[Stored entries]
****************
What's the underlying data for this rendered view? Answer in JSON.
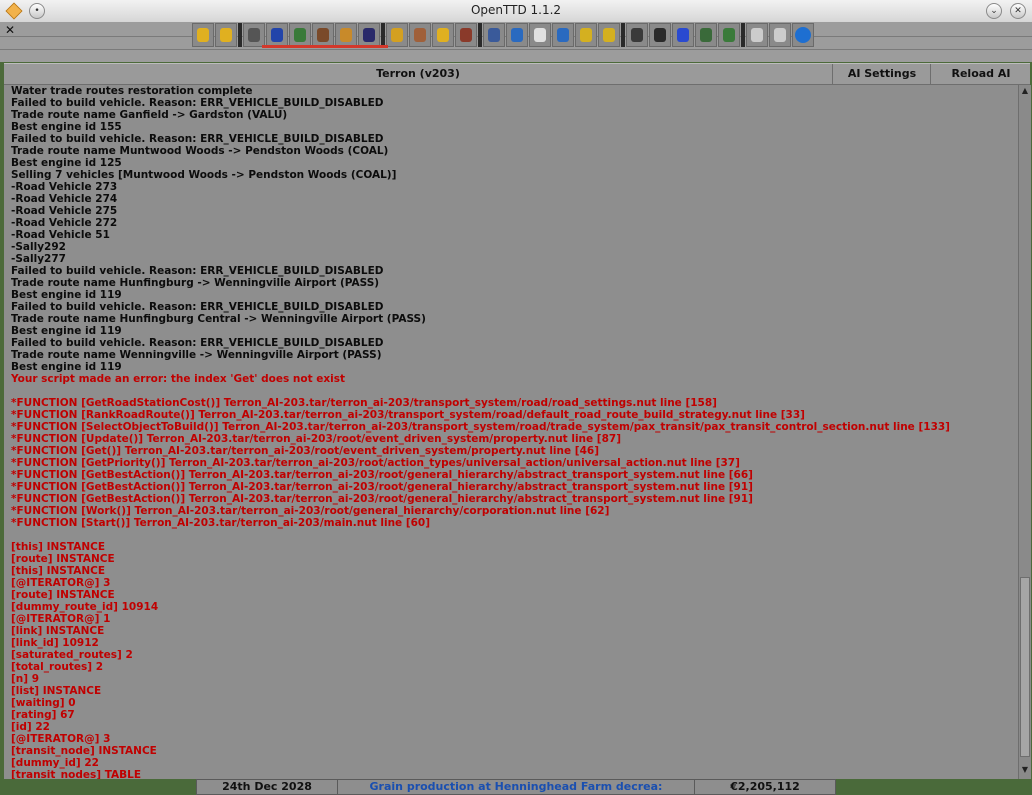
{
  "window": {
    "title": "OpenTTD 1.1.2"
  },
  "toolbar": {
    "icons": [
      {
        "name": "pause-icon",
        "color": "#e0b020"
      },
      {
        "name": "fast-forward-icon",
        "color": "#e0b020"
      },
      {
        "name": "settings-gear-icon",
        "color": "#555555"
      },
      {
        "name": "save-disk-icon",
        "color": "#2244aa"
      },
      {
        "name": "minimap-icon",
        "color": "#3a7a3a"
      },
      {
        "name": "town-directory-icon",
        "color": "#7a4a2a"
      },
      {
        "name": "subsidies-icon",
        "color": "#c88a2a"
      },
      {
        "name": "station-list-icon",
        "color": "#2a2a6a"
      },
      {
        "name": "finances-icon",
        "color": "#d4a020"
      },
      {
        "name": "company-face-icon",
        "color": "#a0603a"
      },
      {
        "name": "league-trophy-icon",
        "color": "#e0b020"
      },
      {
        "name": "industry-icon",
        "color": "#8a3a2a"
      },
      {
        "name": "train-list-icon",
        "color": "#3a5a9a"
      },
      {
        "name": "road-vehicle-list-icon",
        "color": "#2a6ac0"
      },
      {
        "name": "ship-list-icon",
        "color": "#e0e0e0"
      },
      {
        "name": "aircraft-list-icon",
        "color": "#2a6ac0"
      },
      {
        "name": "zoom-in-icon",
        "color": "#d4b020"
      },
      {
        "name": "zoom-out-icon",
        "color": "#d4b020"
      },
      {
        "name": "build-rail-icon",
        "color": "#3a3a3a"
      },
      {
        "name": "build-road-icon",
        "color": "#2a2a2a"
      },
      {
        "name": "build-water-icon",
        "color": "#2a4ad0"
      },
      {
        "name": "build-air-icon",
        "color": "#3a6a3a"
      },
      {
        "name": "landscaping-icon",
        "color": "#3a7a3a"
      },
      {
        "name": "music-icon",
        "color": "#cccccc"
      },
      {
        "name": "messages-icon",
        "color": "#cccccc"
      },
      {
        "name": "help-icon",
        "color": "#1e6fd1"
      }
    ]
  },
  "ai_debug": {
    "company_tab": "Terron (v203)",
    "ai_settings_label": "AI Settings",
    "reload_ai_label": "Reload AI",
    "log": [
      {
        "text": "Water trade routes restoration complete",
        "err": false
      },
      {
        "text": "Failed to build vehicle. Reason: ERR_VEHICLE_BUILD_DISABLED",
        "err": false
      },
      {
        "text": "Trade route name Ganfield -> Gardston (VALU)",
        "err": false
      },
      {
        "text": "Best engine id 155",
        "err": false
      },
      {
        "text": "Failed to build vehicle. Reason: ERR_VEHICLE_BUILD_DISABLED",
        "err": false
      },
      {
        "text": "Trade route name Muntwood Woods -> Pendston Woods (COAL)",
        "err": false
      },
      {
        "text": "Best engine id 125",
        "err": false
      },
      {
        "text": "Selling 7 vehicles [Muntwood Woods -> Pendston Woods (COAL)]",
        "err": false
      },
      {
        "text": "-Road Vehicle 273",
        "err": false
      },
      {
        "text": "-Road Vehicle 274",
        "err": false
      },
      {
        "text": "-Road Vehicle 275",
        "err": false
      },
      {
        "text": "-Road Vehicle 272",
        "err": false
      },
      {
        "text": "-Road Vehicle 51",
        "err": false
      },
      {
        "text": "-Sally292",
        "err": false
      },
      {
        "text": "-Sally277",
        "err": false
      },
      {
        "text": "Failed to build vehicle. Reason: ERR_VEHICLE_BUILD_DISABLED",
        "err": false
      },
      {
        "text": "Trade route name Hunfingburg -> Wenningville Airport (PASS)",
        "err": false
      },
      {
        "text": "Best engine id 119",
        "err": false
      },
      {
        "text": "Failed to build vehicle. Reason: ERR_VEHICLE_BUILD_DISABLED",
        "err": false
      },
      {
        "text": "Trade route name Hunfingburg Central -> Wenningville Airport (PASS)",
        "err": false
      },
      {
        "text": "Best engine id 119",
        "err": false
      },
      {
        "text": "Failed to build vehicle. Reason: ERR_VEHICLE_BUILD_DISABLED",
        "err": false
      },
      {
        "text": "Trade route name Wenningville -> Wenningville Airport (PASS)",
        "err": false
      },
      {
        "text": "Best engine id 119",
        "err": false
      },
      {
        "text": "Your script made an error: the index 'Get' does not exist",
        "err": true
      },
      {
        "text": "",
        "err": true
      },
      {
        "text": "*FUNCTION [GetRoadStationCost()] Terron_AI-203.tar/terron_ai-203/transport_system/road/road_settings.nut line [158]",
        "err": true
      },
      {
        "text": "*FUNCTION [RankRoadRoute()] Terron_AI-203.tar/terron_ai-203/transport_system/road/default_road_route_build_strategy.nut line [33]",
        "err": true
      },
      {
        "text": "*FUNCTION [SelectObjectToBuild()] Terron_AI-203.tar/terron_ai-203/transport_system/road/trade_system/pax_transit/pax_transit_control_section.nut line [133]",
        "err": true
      },
      {
        "text": "*FUNCTION [Update()] Terron_AI-203.tar/terron_ai-203/root/event_driven_system/property.nut line [87]",
        "err": true
      },
      {
        "text": "*FUNCTION [Get()] Terron_AI-203.tar/terron_ai-203/root/event_driven_system/property.nut line [46]",
        "err": true
      },
      {
        "text": "*FUNCTION [GetPriority()] Terron_AI-203.tar/terron_ai-203/root/action_types/universal_action/universal_action.nut line [37]",
        "err": true
      },
      {
        "text": "*FUNCTION [GetBestAction()] Terron_AI-203.tar/terron_ai-203/root/general_hierarchy/abstract_transport_system.nut line [66]",
        "err": true
      },
      {
        "text": "*FUNCTION [GetBestAction()] Terron_AI-203.tar/terron_ai-203/root/general_hierarchy/abstract_transport_system.nut line [91]",
        "err": true
      },
      {
        "text": "*FUNCTION [GetBestAction()] Terron_AI-203.tar/terron_ai-203/root/general_hierarchy/abstract_transport_system.nut line [91]",
        "err": true
      },
      {
        "text": "*FUNCTION [Work()] Terron_AI-203.tar/terron_ai-203/root/general_hierarchy/corporation.nut line [62]",
        "err": true
      },
      {
        "text": "*FUNCTION [Start()] Terron_AI-203.tar/terron_ai-203/main.nut line [60]",
        "err": true
      },
      {
        "text": "",
        "err": true
      },
      {
        "text": "[this] INSTANCE",
        "err": true
      },
      {
        "text": "[route] INSTANCE",
        "err": true
      },
      {
        "text": "[this] INSTANCE",
        "err": true
      },
      {
        "text": "[@ITERATOR@] 3",
        "err": true
      },
      {
        "text": "[route] INSTANCE",
        "err": true
      },
      {
        "text": "[dummy_route_id] 10914",
        "err": true
      },
      {
        "text": "[@ITERATOR@] 1",
        "err": true
      },
      {
        "text": "[link] INSTANCE",
        "err": true
      },
      {
        "text": "[link_id] 10912",
        "err": true
      },
      {
        "text": "[saturated_routes] 2",
        "err": true
      },
      {
        "text": "[total_routes] 2",
        "err": true
      },
      {
        "text": "[n] 9",
        "err": true
      },
      {
        "text": "[list] INSTANCE",
        "err": true
      },
      {
        "text": "[waiting] 0",
        "err": true
      },
      {
        "text": "[rating] 67",
        "err": true
      },
      {
        "text": "[id] 22",
        "err": true
      },
      {
        "text": "[@ITERATOR@] 3",
        "err": true
      },
      {
        "text": "[transit_node] INSTANCE",
        "err": true
      },
      {
        "text": "[dummy_id] 22",
        "err": true
      },
      {
        "text": "[transit_nodes] TABLE",
        "err": true
      }
    ]
  },
  "status": {
    "date": "24th Dec 2028",
    "news": "Grain production at Henninghead Farm decrea:",
    "money": "€2,205,112"
  }
}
****************
▶ GOAL:
Write the listing above out again exactly, dropping each image.

▶ SOLUTION TO THIS PROBLEM:
What's the underlying data for this rendered view? Answer in JSON.
{
  "window": {
    "title": "OpenTTD 1.1.2"
  },
  "toolbar": {
    "icons": [
      {
        "name": "pause-icon",
        "color": "#e0b020"
      },
      {
        "name": "fast-forward-icon",
        "color": "#e0b020"
      },
      {
        "name": "settings-gear-icon",
        "color": "#555555"
      },
      {
        "name": "save-disk-icon",
        "color": "#2244aa"
      },
      {
        "name": "minimap-icon",
        "color": "#3a7a3a"
      },
      {
        "name": "town-directory-icon",
        "color": "#7a4a2a"
      },
      {
        "name": "subsidies-icon",
        "color": "#c88a2a"
      },
      {
        "name": "station-list-icon",
        "color": "#2a2a6a"
      },
      {
        "name": "finances-icon",
        "color": "#d4a020"
      },
      {
        "name": "company-face-icon",
        "color": "#a0603a"
      },
      {
        "name": "league-trophy-icon",
        "color": "#e0b020"
      },
      {
        "name": "industry-icon",
        "color": "#8a3a2a"
      },
      {
        "name": "train-list-icon",
        "color": "#3a5a9a"
      },
      {
        "name": "road-vehicle-list-icon",
        "color": "#2a6ac0"
      },
      {
        "name": "ship-list-icon",
        "color": "#e0e0e0"
      },
      {
        "name": "aircraft-list-icon",
        "color": "#2a6ac0"
      },
      {
        "name": "zoom-in-icon",
        "color": "#d4b020"
      },
      {
        "name": "zoom-out-icon",
        "color": "#d4b020"
      },
      {
        "name": "build-rail-icon",
        "color": "#3a3a3a"
      },
      {
        "name": "build-road-icon",
        "color": "#2a2a2a"
      },
      {
        "name": "build-water-icon",
        "color": "#2a4ad0"
      },
      {
        "name": "build-air-icon",
        "color": "#3a6a3a"
      },
      {
        "name": "landscaping-icon",
        "color": "#3a7a3a"
      },
      {
        "name": "music-icon",
        "color": "#cccccc"
      },
      {
        "name": "messages-icon",
        "color": "#cccccc"
      },
      {
        "name": "help-icon",
        "color": "#1e6fd1"
      }
    ]
  },
  "ai_debug": {
    "company_tab": "Terron (v203)",
    "ai_settings_label": "AI Settings",
    "reload_ai_label": "Reload AI",
    "log": [
      {
        "text": "Water trade routes restoration complete",
        "err": false
      },
      {
        "text": "Failed to build vehicle. Reason: ERR_VEHICLE_BUILD_DISABLED",
        "err": false
      },
      {
        "text": "Trade route name Ganfield -> Gardston (VALU)",
        "err": false
      },
      {
        "text": "Best engine id 155",
        "err": false
      },
      {
        "text": "Failed to build vehicle. Reason: ERR_VEHICLE_BUILD_DISABLED",
        "err": false
      },
      {
        "text": "Trade route name Muntwood Woods -> Pendston Woods (COAL)",
        "err": false
      },
      {
        "text": "Best engine id 125",
        "err": false
      },
      {
        "text": "Selling 7 vehicles [Muntwood Woods -> Pendston Woods (COAL)]",
        "err": false
      },
      {
        "text": "-Road Vehicle 273",
        "err": false
      },
      {
        "text": "-Road Vehicle 274",
        "err": false
      },
      {
        "text": "-Road Vehicle 275",
        "err": false
      },
      {
        "text": "-Road Vehicle 272",
        "err": false
      },
      {
        "text": "-Road Vehicle 51",
        "err": false
      },
      {
        "text": "-Sally292",
        "err": false
      },
      {
        "text": "-Sally277",
        "err": false
      },
      {
        "text": "Failed to build vehicle. Reason: ERR_VEHICLE_BUILD_DISABLED",
        "err": false
      },
      {
        "text": "Trade route name Hunfingburg -> Wenningville Airport (PASS)",
        "err": false
      },
      {
        "text": "Best engine id 119",
        "err": false
      },
      {
        "text": "Failed to build vehicle. Reason: ERR_VEHICLE_BUILD_DISABLED",
        "err": false
      },
      {
        "text": "Trade route name Hunfingburg Central -> Wenningville Airport (PASS)",
        "err": false
      },
      {
        "text": "Best engine id 119",
        "err": false
      },
      {
        "text": "Failed to build vehicle. Reason: ERR_VEHICLE_BUILD_DISABLED",
        "err": false
      },
      {
        "text": "Trade route name Wenningville -> Wenningville Airport (PASS)",
        "err": false
      },
      {
        "text": "Best engine id 119",
        "err": false
      },
      {
        "text": "Your script made an error: the index 'Get' does not exist",
        "err": true
      },
      {
        "text": "",
        "err": true
      },
      {
        "text": "*FUNCTION [GetRoadStationCost()] Terron_AI-203.tar/terron_ai-203/transport_system/road/road_settings.nut line [158]",
        "err": true
      },
      {
        "text": "*FUNCTION [RankRoadRoute()] Terron_AI-203.tar/terron_ai-203/transport_system/road/default_road_route_build_strategy.nut line [33]",
        "err": true
      },
      {
        "text": "*FUNCTION [SelectObjectToBuild()] Terron_AI-203.tar/terron_ai-203/transport_system/road/trade_system/pax_transit/pax_transit_control_section.nut line [133]",
        "err": true
      },
      {
        "text": "*FUNCTION [Update()] Terron_AI-203.tar/terron_ai-203/root/event_driven_system/property.nut line [87]",
        "err": true
      },
      {
        "text": "*FUNCTION [Get()] Terron_AI-203.tar/terron_ai-203/root/event_driven_system/property.nut line [46]",
        "err": true
      },
      {
        "text": "*FUNCTION [GetPriority()] Terron_AI-203.tar/terron_ai-203/root/action_types/universal_action/universal_action.nut line [37]",
        "err": true
      },
      {
        "text": "*FUNCTION [GetBestAction()] Terron_AI-203.tar/terron_ai-203/root/general_hierarchy/abstract_transport_system.nut line [66]",
        "err": true
      },
      {
        "text": "*FUNCTION [GetBestAction()] Terron_AI-203.tar/terron_ai-203/root/general_hierarchy/abstract_transport_system.nut line [91]",
        "err": true
      },
      {
        "text": "*FUNCTION [GetBestAction()] Terron_AI-203.tar/terron_ai-203/root/general_hierarchy/abstract_transport_system.nut line [91]",
        "err": true
      },
      {
        "text": "*FUNCTION [Work()] Terron_AI-203.tar/terron_ai-203/root/general_hierarchy/corporation.nut line [62]",
        "err": true
      },
      {
        "text": "*FUNCTION [Start()] Terron_AI-203.tar/terron_ai-203/main.nut line [60]",
        "err": true
      },
      {
        "text": "",
        "err": true
      },
      {
        "text": "[this] INSTANCE",
        "err": true
      },
      {
        "text": "[route] INSTANCE",
        "err": true
      },
      {
        "text": "[this] INSTANCE",
        "err": true
      },
      {
        "text": "[@ITERATOR@] 3",
        "err": true
      },
      {
        "text": "[route] INSTANCE",
        "err": true
      },
      {
        "text": "[dummy_route_id] 10914",
        "err": true
      },
      {
        "text": "[@ITERATOR@] 1",
        "err": true
      },
      {
        "text": "[link] INSTANCE",
        "err": true
      },
      {
        "text": "[link_id] 10912",
        "err": true
      },
      {
        "text": "[saturated_routes] 2",
        "err": true
      },
      {
        "text": "[total_routes] 2",
        "err": true
      },
      {
        "text": "[n] 9",
        "err": true
      },
      {
        "text": "[list] INSTANCE",
        "err": true
      },
      {
        "text": "[waiting] 0",
        "err": true
      },
      {
        "text": "[rating] 67",
        "err": true
      },
      {
        "text": "[id] 22",
        "err": true
      },
      {
        "text": "[@ITERATOR@] 3",
        "err": true
      },
      {
        "text": "[transit_node] INSTANCE",
        "err": true
      },
      {
        "text": "[dummy_id] 22",
        "err": true
      },
      {
        "text": "[transit_nodes] TABLE",
        "err": true
      }
    ]
  },
  "status": {
    "date": "24th Dec 2028",
    "news": "Grain production at Henninghead Farm decrea:",
    "money": "€2,205,112"
  }
}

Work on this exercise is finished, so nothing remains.